> Work item
Every entry should come back exactly as written, minus the pictures.

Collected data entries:

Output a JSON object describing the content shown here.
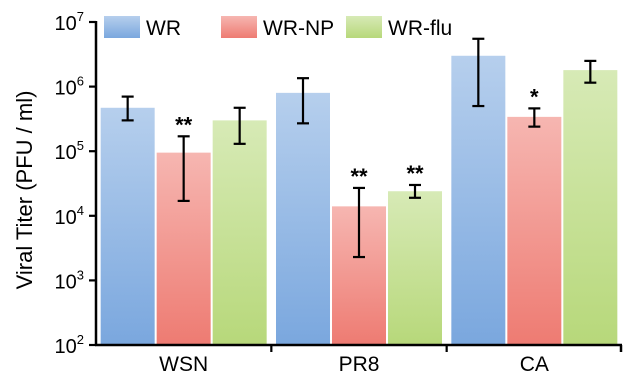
{
  "chart_data": {
    "type": "bar",
    "title": "",
    "xlabel": "",
    "ylabel": "Viral Titer (PFU / ml)",
    "yscale": "log",
    "ylim": [
      100,
      10000000
    ],
    "yticks": [
      {
        "value": 100,
        "base": "10",
        "exp": "2"
      },
      {
        "value": 1000,
        "base": "10",
        "exp": "3"
      },
      {
        "value": 10000,
        "base": "10",
        "exp": "4"
      },
      {
        "value": 100000,
        "base": "10",
        "exp": "5"
      },
      {
        "value": 1000000,
        "base": "10",
        "exp": "6"
      },
      {
        "value": 10000000,
        "base": "10",
        "exp": "7"
      }
    ],
    "categories": [
      "WSN",
      "PR8",
      "CA"
    ],
    "legend_position": "top",
    "grid": false,
    "series": [
      {
        "name": "WR",
        "color": "#7aa7de",
        "values": [
          470000,
          800000,
          3000000
        ],
        "error_low": [
          300000,
          270000,
          500000
        ],
        "error_high": [
          700000,
          1350000,
          5500000
        ],
        "annotations": [
          "",
          "",
          ""
        ]
      },
      {
        "name": "WR-NP",
        "color": "#ee7b72",
        "values": [
          95000,
          14000,
          340000
        ],
        "error_low": [
          17000,
          2300,
          240000
        ],
        "error_high": [
          170000,
          27000,
          460000
        ],
        "annotations": [
          "**",
          "**",
          "*"
        ]
      },
      {
        "name": "WR-flu",
        "color": "#b7d87a",
        "values": [
          300000,
          24000,
          1800000
        ],
        "error_low": [
          130000,
          19000,
          1150000
        ],
        "error_high": [
          470000,
          30000,
          2500000
        ],
        "annotations": [
          "",
          "**",
          ""
        ]
      }
    ]
  }
}
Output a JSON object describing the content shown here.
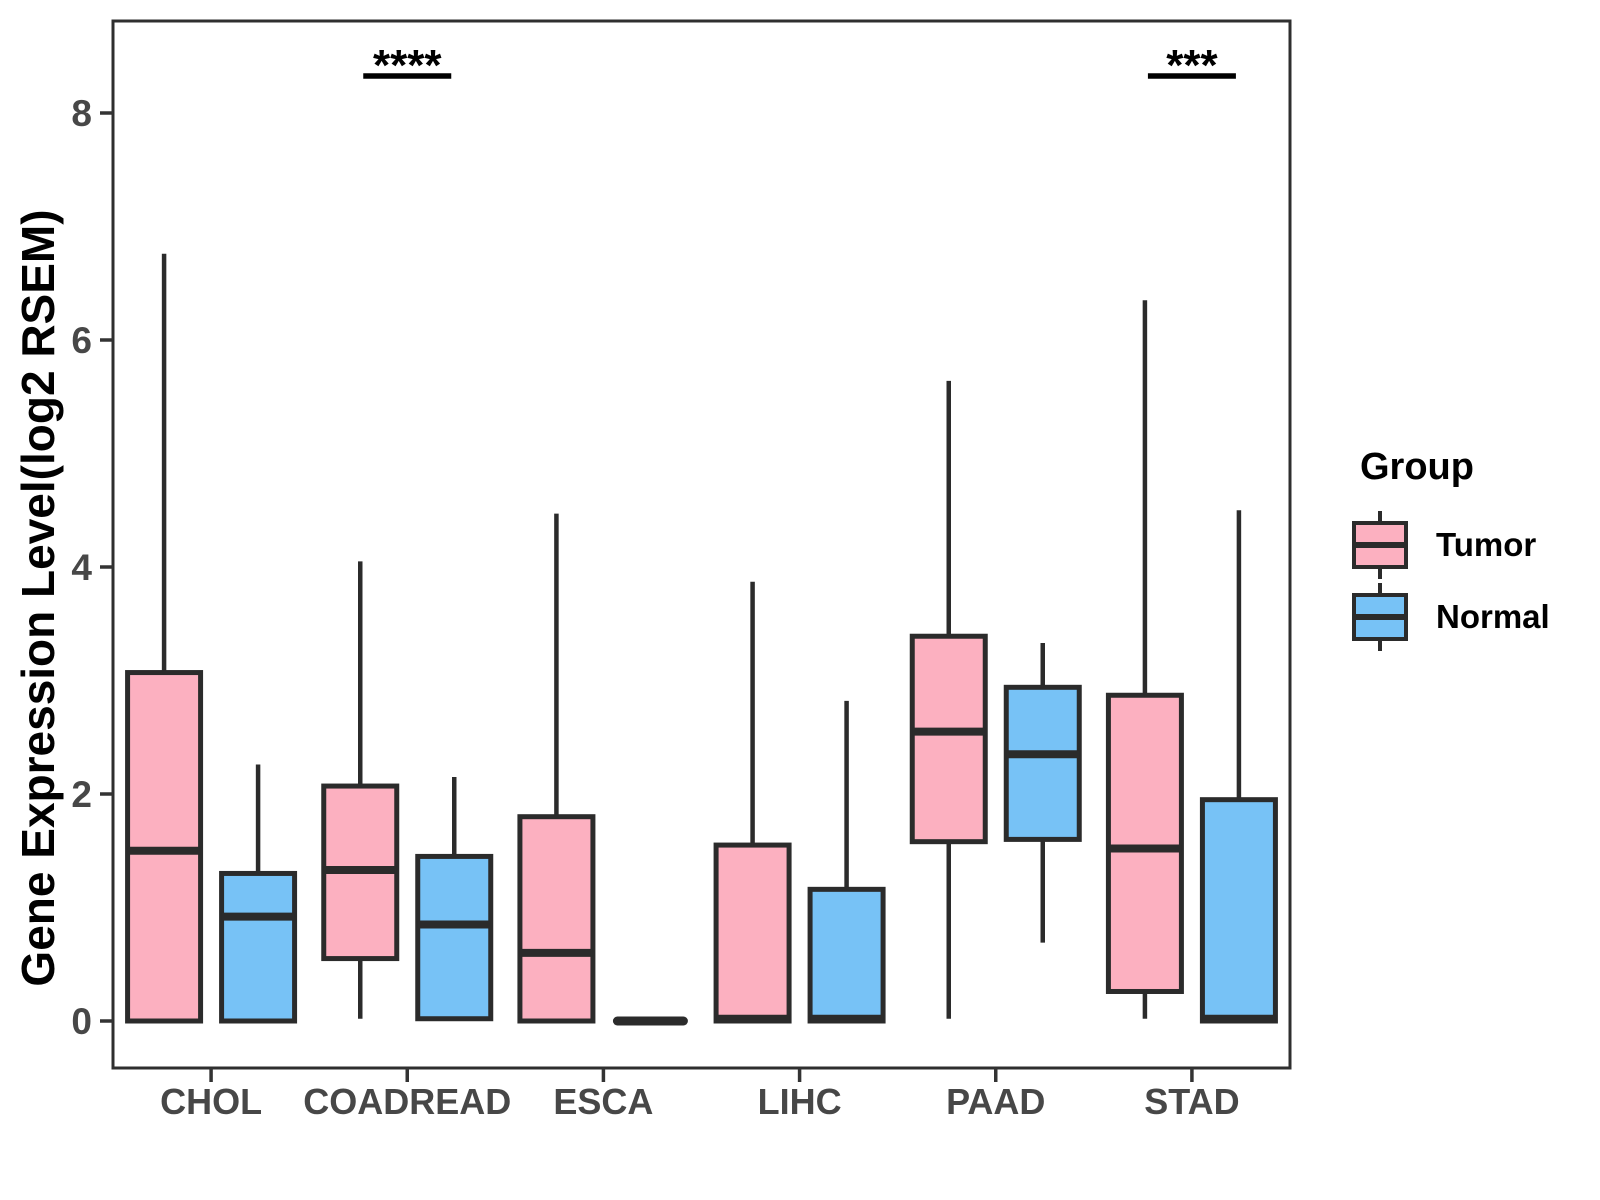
{
  "chart_data": {
    "type": "boxplot",
    "title": "",
    "xlabel": "",
    "ylabel": "Gene Expression Level(log2 RSEM)",
    "ylim": [
      -0.41,
      8.81
    ],
    "yticks": [
      0,
      2,
      4,
      6,
      8
    ],
    "grid": false,
    "categories": [
      "CHOL",
      "COADREAD",
      "ESCA",
      "LIHC",
      "PAAD",
      "STAD"
    ],
    "series": [
      {
        "name": "Tumor",
        "color": "#FCB0C0",
        "boxes": [
          {
            "category": "CHOL",
            "whisker_low": 0,
            "q1": 0,
            "median": 1.5,
            "q3": 3.07,
            "whisker_high": 6.76
          },
          {
            "category": "COADREAD",
            "whisker_low": 0.02,
            "q1": 0.55,
            "median": 1.33,
            "q3": 2.07,
            "whisker_high": 4.05
          },
          {
            "category": "ESCA",
            "whisker_low": 0,
            "q1": 0,
            "median": 0.6,
            "q3": 1.8,
            "whisker_high": 4.47
          },
          {
            "category": "LIHC",
            "whisker_low": 0,
            "q1": 0,
            "median": 0.02,
            "q3": 1.55,
            "whisker_high": 3.87
          },
          {
            "category": "PAAD",
            "whisker_low": 0.02,
            "q1": 1.58,
            "median": 2.55,
            "q3": 3.39,
            "whisker_high": 5.64
          },
          {
            "category": "STAD",
            "whisker_low": 0.02,
            "q1": 0.26,
            "median": 1.52,
            "q3": 2.87,
            "whisker_high": 6.35
          }
        ]
      },
      {
        "name": "Normal",
        "color": "#77C2F6",
        "boxes": [
          {
            "category": "CHOL",
            "whisker_low": 0,
            "q1": 0,
            "median": 0.92,
            "q3": 1.3,
            "whisker_high": 2.26
          },
          {
            "category": "COADREAD",
            "whisker_low": 0.02,
            "q1": 0.02,
            "median": 0.85,
            "q3": 1.45,
            "whisker_high": 2.15
          },
          {
            "category": "ESCA",
            "whisker_low": 0,
            "q1": 0,
            "median": 0,
            "q3": 0,
            "whisker_high": 0
          },
          {
            "category": "LIHC",
            "whisker_low": 0,
            "q1": 0,
            "median": 0.02,
            "q3": 1.16,
            "whisker_high": 2.82
          },
          {
            "category": "PAAD",
            "whisker_low": 0.69,
            "q1": 1.6,
            "median": 2.35,
            "q3": 2.94,
            "whisker_high": 3.33
          },
          {
            "category": "STAD",
            "whisker_low": 0,
            "q1": 0,
            "median": 0.02,
            "q3": 1.95,
            "whisker_high": 4.5
          }
        ]
      }
    ],
    "significance": [
      {
        "category": "COADREAD",
        "label": "****"
      },
      {
        "category": "STAD",
        "label": "***"
      }
    ],
    "legend": {
      "title": "Group",
      "position": "right"
    },
    "colors": {
      "stroke": "#2B2B2B",
      "panel_border": "#2F2F2F",
      "tick": "#333333",
      "axis_text": "#474747",
      "annotation": "#000000"
    }
  }
}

> Task solution
Output a JSON object describing the content shown here.
{
  "chart_data": {
    "type": "bar",
    "title": "",
    "xlabel": "",
    "ylabel": "Viral Titer (PFU / ml)",
    "yscale": "log",
    "ylim": [
      100,
      10000000
    ],
    "yticks": [
      {
        "value": 100,
        "base": "10",
        "exp": "2"
      },
      {
        "value": 1000,
        "base": "10",
        "exp": "3"
      },
      {
        "value": 10000,
        "base": "10",
        "exp": "4"
      },
      {
        "value": 100000,
        "base": "10",
        "exp": "5"
      },
      {
        "value": 1000000,
        "base": "10",
        "exp": "6"
      },
      {
        "value": 10000000,
        "base": "10",
        "exp": "7"
      }
    ],
    "categories": [
      "WSN",
      "PR8",
      "CA"
    ],
    "legend_position": "top",
    "grid": false,
    "series": [
      {
        "name": "WR",
        "color": "#7aa7de",
        "values": [
          470000,
          800000,
          3000000
        ],
        "error_low": [
          300000,
          270000,
          500000
        ],
        "error_high": [
          700000,
          1350000,
          5500000
        ],
        "annotations": [
          "",
          "",
          ""
        ]
      },
      {
        "name": "WR-NP",
        "color": "#ee7b72",
        "values": [
          95000,
          14000,
          340000
        ],
        "error_low": [
          17000,
          2300,
          240000
        ],
        "error_high": [
          170000,
          27000,
          460000
        ],
        "annotations": [
          "**",
          "**",
          "*"
        ]
      },
      {
        "name": "WR-flu",
        "color": "#b7d87a",
        "values": [
          300000,
          24000,
          1800000
        ],
        "error_low": [
          130000,
          19000,
          1150000
        ],
        "error_high": [
          470000,
          30000,
          2500000
        ],
        "annotations": [
          "",
          "**",
          ""
        ]
      }
    ]
  }
}
Output a JSON object describing the content shown here.
{
  "chart_data": {
    "type": "boxplot",
    "title": "",
    "xlabel": "",
    "ylabel": "Gene Expression Level(log2 RSEM)",
    "ylim": [
      -0.41,
      8.81
    ],
    "yticks": [
      0,
      2,
      4,
      6,
      8
    ],
    "grid": false,
    "categories": [
      "CHOL",
      "COADREAD",
      "ESCA",
      "LIHC",
      "PAAD",
      "STAD"
    ],
    "series": [
      {
        "name": "Tumor",
        "color": "#FCB0C0",
        "boxes": [
          {
            "category": "CHOL",
            "whisker_low": 0,
            "q1": 0,
            "median": 1.5,
            "q3": 3.07,
            "whisker_high": 6.76
          },
          {
            "category": "COADREAD",
            "whisker_low": 0.02,
            "q1": 0.55,
            "median": 1.33,
            "q3": 2.07,
            "whisker_high": 4.05
          },
          {
            "category": "ESCA",
            "whisker_low": 0,
            "q1": 0,
            "median": 0.6,
            "q3": 1.8,
            "whisker_high": 4.47
          },
          {
            "category": "LIHC",
            "whisker_low": 0,
            "q1": 0,
            "median": 0.02,
            "q3": 1.55,
            "whisker_high": 3.87
          },
          {
            "category": "PAAD",
            "whisker_low": 0.02,
            "q1": 1.58,
            "median": 2.55,
            "q3": 3.39,
            "whisker_high": 5.64
          },
          {
            "category": "STAD",
            "whisker_low": 0.02,
            "q1": 0.26,
            "median": 1.52,
            "q3": 2.87,
            "whisker_high": 6.35
          }
        ]
      },
      {
        "name": "Normal",
        "color": "#77C2F6",
        "boxes": [
          {
            "category": "CHOL",
            "whisker_low": 0,
            "q1": 0,
            "median": 0.92,
            "q3": 1.3,
            "whisker_high": 2.26
          },
          {
            "category": "COADREAD",
            "whisker_low": 0.02,
            "q1": 0.02,
            "median": 0.85,
            "q3": 1.45,
            "whisker_high": 2.15
          },
          {
            "category": "ESCA",
            "whisker_low": 0,
            "q1": 0,
            "median": 0,
            "q3": 0,
            "whisker_high": 0
          },
          {
            "category": "LIHC",
            "whisker_low": 0,
            "q1": 0,
            "median": 0.02,
            "q3": 1.16,
            "whisker_high": 2.82
          },
          {
            "category": "PAAD",
            "whisker_low": 0.69,
            "q1": 1.6,
            "median": 2.35,
            "q3": 2.94,
            "whisker_high": 3.33
          },
          {
            "category": "STAD",
            "whisker_low": 0,
            "q1": 0,
            "median": 0.02,
            "q3": 1.95,
            "whisker_high": 4.5
          }
        ]
      }
    ],
    "significance": [
      {
        "category": "COADREAD",
        "label": "****"
      },
      {
        "category": "STAD",
        "label": "***"
      }
    ],
    "legend": {
      "title": "Group",
      "position": "right"
    },
    "colors": {
      "stroke": "#2B2B2B",
      "panel_border": "#2F2F2F",
      "tick": "#333333",
      "axis_text": "#474747",
      "annotation": "#000000"
    }
  }
}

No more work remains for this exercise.